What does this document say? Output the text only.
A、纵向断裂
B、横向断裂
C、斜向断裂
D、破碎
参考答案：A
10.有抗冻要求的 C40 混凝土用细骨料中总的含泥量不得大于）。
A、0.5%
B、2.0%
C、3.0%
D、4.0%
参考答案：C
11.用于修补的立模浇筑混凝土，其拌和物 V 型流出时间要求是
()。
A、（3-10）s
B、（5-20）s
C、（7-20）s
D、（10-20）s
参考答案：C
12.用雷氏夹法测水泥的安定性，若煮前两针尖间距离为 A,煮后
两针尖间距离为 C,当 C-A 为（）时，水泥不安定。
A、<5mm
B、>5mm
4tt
═══
** What to work on **
Write out every entry above, word for word.

** Exercise response **
What does this document say? Output the text only.
A、纵向断裂
B、横向断裂
C、斜向断裂
D、破碎
参考答案：A
10.有抗冻要求的 C40 混凝土用细骨料中总的含泥量不得大于）。
A、0.5%
B、2.0%
C、3.0%
D、4.0%
参考答案：C
11.用于修补的立模浇筑混凝土，其拌和物 V 型流出时间要求是
()。
A、（3-10）s
B、（5-20）s
C、（7-20）s
D、（10-20）s
参考答案：C
12.用雷氏夹法测水泥的安定性，若煮前两针尖间距离为 A,煮后
两针尖间距离为 C,当 C-A 为（）时，水泥不安定。
A、<5mm
B、>5mm
4tt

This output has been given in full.